■ Records shown ■

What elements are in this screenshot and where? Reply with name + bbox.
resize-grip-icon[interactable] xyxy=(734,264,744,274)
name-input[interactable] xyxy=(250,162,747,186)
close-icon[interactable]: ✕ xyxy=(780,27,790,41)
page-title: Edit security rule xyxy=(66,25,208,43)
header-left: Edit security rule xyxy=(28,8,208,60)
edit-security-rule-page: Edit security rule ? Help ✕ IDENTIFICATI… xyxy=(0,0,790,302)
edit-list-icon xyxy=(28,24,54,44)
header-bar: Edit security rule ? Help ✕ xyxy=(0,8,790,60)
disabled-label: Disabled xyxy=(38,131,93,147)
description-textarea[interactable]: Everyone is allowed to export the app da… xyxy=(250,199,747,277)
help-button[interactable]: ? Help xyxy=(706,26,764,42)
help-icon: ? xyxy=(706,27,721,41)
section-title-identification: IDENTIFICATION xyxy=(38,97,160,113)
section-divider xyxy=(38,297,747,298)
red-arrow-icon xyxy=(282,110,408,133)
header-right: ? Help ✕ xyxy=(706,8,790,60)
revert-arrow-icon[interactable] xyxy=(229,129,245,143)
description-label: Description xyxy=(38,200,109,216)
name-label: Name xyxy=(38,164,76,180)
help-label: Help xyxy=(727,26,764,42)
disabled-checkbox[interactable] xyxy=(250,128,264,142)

■ Exercise goal ■
Reproduce the listing above line for line, with no changes to any character.

■ Exercise result ■
What elements are in this screenshot and where? Reply with name + bbox.
resize-grip-icon[interactable] xyxy=(734,264,744,274)
name-input[interactable] xyxy=(250,162,747,186)
close-icon[interactable]: ✕ xyxy=(780,27,790,41)
page-title: Edit security rule xyxy=(66,25,208,43)
header-left: Edit security rule xyxy=(28,8,208,60)
edit-security-rule-page: Edit security rule ? Help ✕ IDENTIFICATI… xyxy=(0,0,790,302)
edit-list-icon xyxy=(28,24,54,44)
header-bar: Edit security rule ? Help ✕ xyxy=(0,8,790,60)
disabled-label: Disabled xyxy=(38,131,93,147)
description-textarea[interactable]: Everyone is allowed to export the app da… xyxy=(250,199,747,277)
help-button[interactable]: ? Help xyxy=(706,26,764,42)
help-icon: ? xyxy=(706,27,721,41)
section-title-identification: IDENTIFICATION xyxy=(38,97,160,113)
section-divider xyxy=(38,297,747,298)
red-arrow-icon xyxy=(282,110,408,133)
header-right: ? Help ✕ xyxy=(706,8,790,60)
revert-arrow-icon[interactable] xyxy=(229,129,245,143)
description-label: Description xyxy=(38,200,109,216)
name-label: Name xyxy=(38,164,76,180)
help-label: Help xyxy=(727,26,764,42)
disabled-checkbox[interactable] xyxy=(250,128,264,142)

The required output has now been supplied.